• _YOUR GOAL_
Repeat each entry word for word. Leave any images out of the copy.

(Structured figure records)

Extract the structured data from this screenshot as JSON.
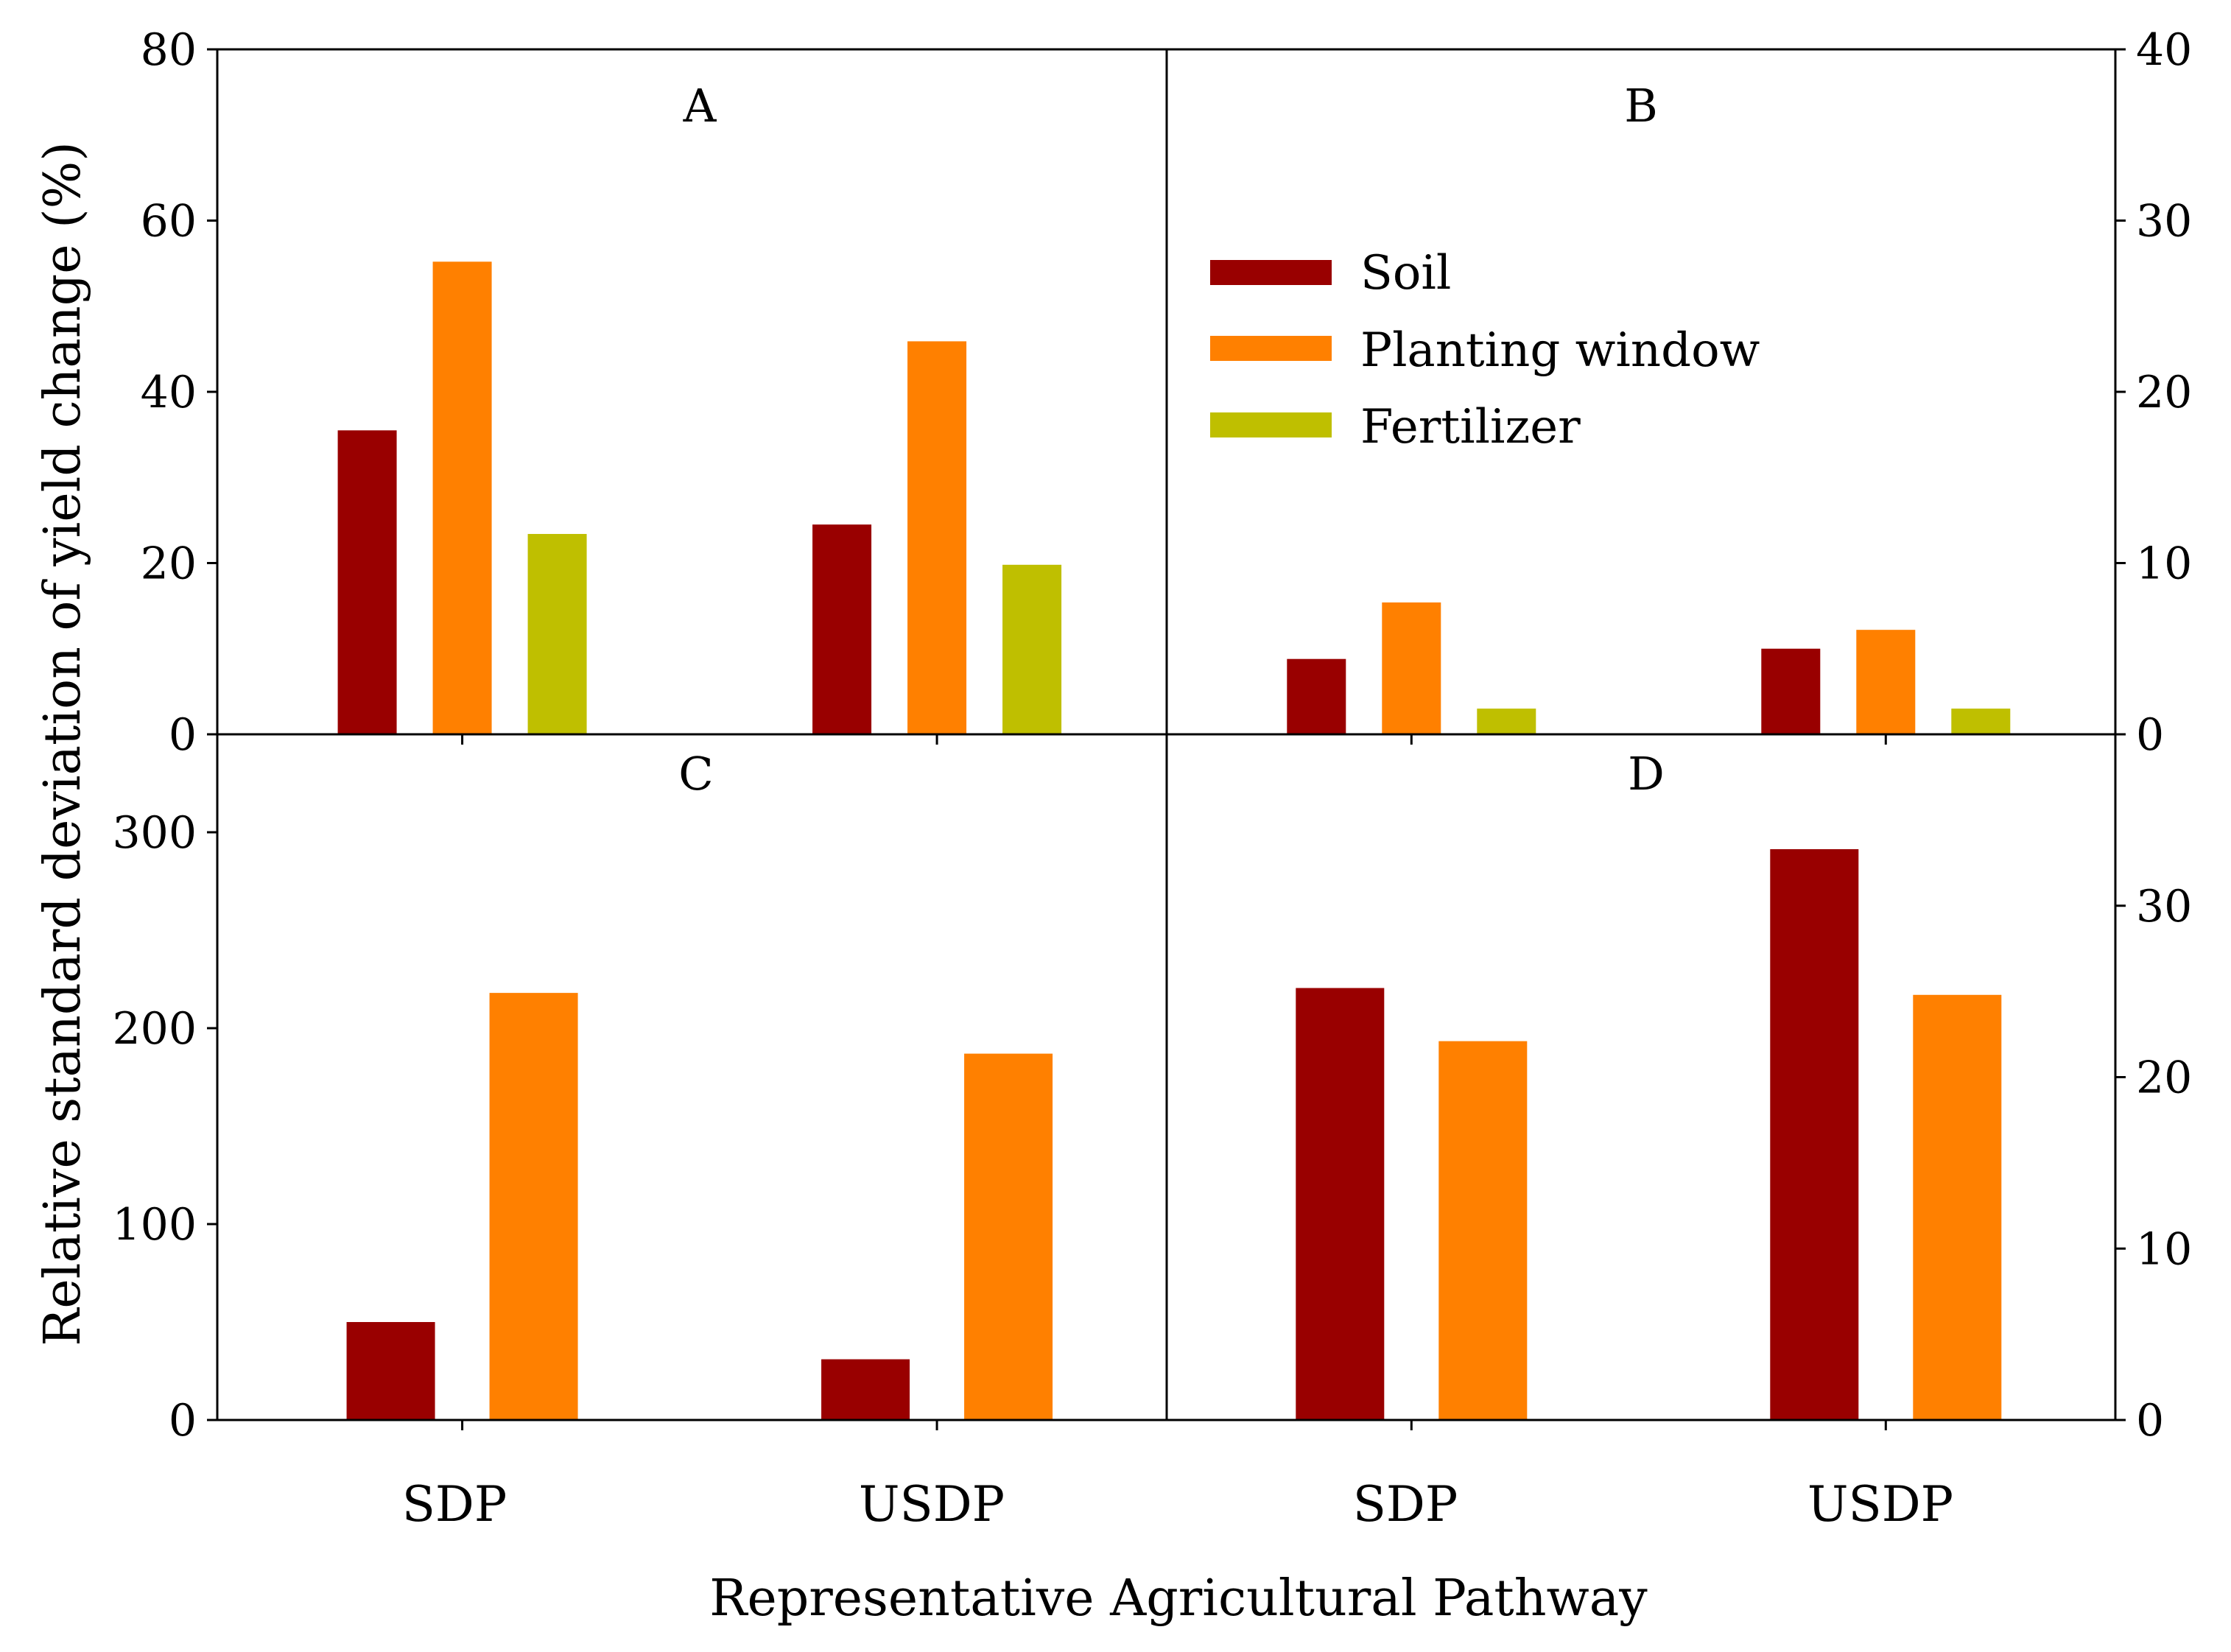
{
  "figure": {
    "ylabel": "Relative standard deviation of yield change (%)",
    "xlabel": "Representative Agricultural Pathway",
    "categories": [
      "SDP",
      "USDP"
    ],
    "legend": [
      {
        "name": "Soil",
        "color": "#990000"
      },
      {
        "name": "Planting window",
        "color": "#FF8000"
      },
      {
        "name": "Fertilizer",
        "color": "#BFBF00"
      }
    ]
  },
  "chart_data": [
    {
      "type": "bar",
      "panel": "A",
      "categories": [
        "SDP",
        "USDP"
      ],
      "ylim": [
        0,
        80
      ],
      "yticks": [
        0,
        20,
        40,
        60,
        80
      ],
      "axis_side": "left",
      "series": [
        {
          "name": "Soil",
          "color": "#990000",
          "values": [
            35.5,
            24.5
          ]
        },
        {
          "name": "Planting window",
          "color": "#FF8000",
          "values": [
            55.2,
            45.9
          ]
        },
        {
          "name": "Fertilizer",
          "color": "#BFBF00",
          "values": [
            23.4,
            19.8
          ]
        }
      ]
    },
    {
      "type": "bar",
      "panel": "B",
      "categories": [
        "SDP",
        "USDP"
      ],
      "ylim": [
        0,
        40
      ],
      "yticks": [
        0,
        10,
        20,
        30,
        40
      ],
      "axis_side": "right",
      "series": [
        {
          "name": "Soil",
          "color": "#990000",
          "values": [
            4.4,
            5.0
          ]
        },
        {
          "name": "Planting window",
          "color": "#FF8000",
          "values": [
            7.7,
            6.1
          ]
        },
        {
          "name": "Fertilizer",
          "color": "#BFBF00",
          "values": [
            1.5,
            1.5
          ]
        }
      ]
    },
    {
      "type": "bar",
      "panel": "C",
      "categories": [
        "SDP",
        "USDP"
      ],
      "ylim": [
        0,
        350
      ],
      "yticks": [
        0,
        100,
        200,
        300
      ],
      "axis_side": "left",
      "series": [
        {
          "name": "Soil",
          "color": "#990000",
          "values": [
            50,
            31
          ]
        },
        {
          "name": "Planting window",
          "color": "#FF8000",
          "values": [
            218,
            187
          ]
        }
      ]
    },
    {
      "type": "bar",
      "panel": "D",
      "categories": [
        "SDP",
        "USDP"
      ],
      "ylim": [
        0,
        40
      ],
      "yticks": [
        0,
        10,
        20,
        30
      ],
      "axis_side": "right",
      "series": [
        {
          "name": "Soil",
          "color": "#990000",
          "values": [
            25.2,
            33.3
          ]
        },
        {
          "name": "Planting window",
          "color": "#FF8000",
          "values": [
            22.1,
            24.8
          ]
        }
      ]
    }
  ]
}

• _SOLUTION FOR THIS EXERCISE_
Extract the structured data from this screenshot as JSON.
{
  "figure": {
    "ylabel": "Relative standard deviation of yield change (%)",
    "xlabel": "Representative Agricultural Pathway",
    "categories": [
      "SDP",
      "USDP"
    ],
    "legend": [
      {
        "name": "Soil",
        "color": "#990000"
      },
      {
        "name": "Planting window",
        "color": "#FF8000"
      },
      {
        "name": "Fertilizer",
        "color": "#BFBF00"
      }
    ]
  },
  "chart_data": [
    {
      "type": "bar",
      "panel": "A",
      "categories": [
        "SDP",
        "USDP"
      ],
      "ylim": [
        0,
        80
      ],
      "yticks": [
        0,
        20,
        40,
        60,
        80
      ],
      "axis_side": "left",
      "series": [
        {
          "name": "Soil",
          "color": "#990000",
          "values": [
            35.5,
            24.5
          ]
        },
        {
          "name": "Planting window",
          "color": "#FF8000",
          "values": [
            55.2,
            45.9
          ]
        },
        {
          "name": "Fertilizer",
          "color": "#BFBF00",
          "values": [
            23.4,
            19.8
          ]
        }
      ]
    },
    {
      "type": "bar",
      "panel": "B",
      "categories": [
        "SDP",
        "USDP"
      ],
      "ylim": [
        0,
        40
      ],
      "yticks": [
        0,
        10,
        20,
        30,
        40
      ],
      "axis_side": "right",
      "series": [
        {
          "name": "Soil",
          "color": "#990000",
          "values": [
            4.4,
            5.0
          ]
        },
        {
          "name": "Planting window",
          "color": "#FF8000",
          "values": [
            7.7,
            6.1
          ]
        },
        {
          "name": "Fertilizer",
          "color": "#BFBF00",
          "values": [
            1.5,
            1.5
          ]
        }
      ]
    },
    {
      "type": "bar",
      "panel": "C",
      "categories": [
        "SDP",
        "USDP"
      ],
      "ylim": [
        0,
        350
      ],
      "yticks": [
        0,
        100,
        200,
        300
      ],
      "axis_side": "left",
      "series": [
        {
          "name": "Soil",
          "color": "#990000",
          "values": [
            50,
            31
          ]
        },
        {
          "name": "Planting window",
          "color": "#FF8000",
          "values": [
            218,
            187
          ]
        }
      ]
    },
    {
      "type": "bar",
      "panel": "D",
      "categories": [
        "SDP",
        "USDP"
      ],
      "ylim": [
        0,
        40
      ],
      "yticks": [
        0,
        10,
        20,
        30
      ],
      "axis_side": "right",
      "series": [
        {
          "name": "Soil",
          "color": "#990000",
          "values": [
            25.2,
            33.3
          ]
        },
        {
          "name": "Planting window",
          "color": "#FF8000",
          "values": [
            22.1,
            24.8
          ]
        }
      ]
    }
  ]
}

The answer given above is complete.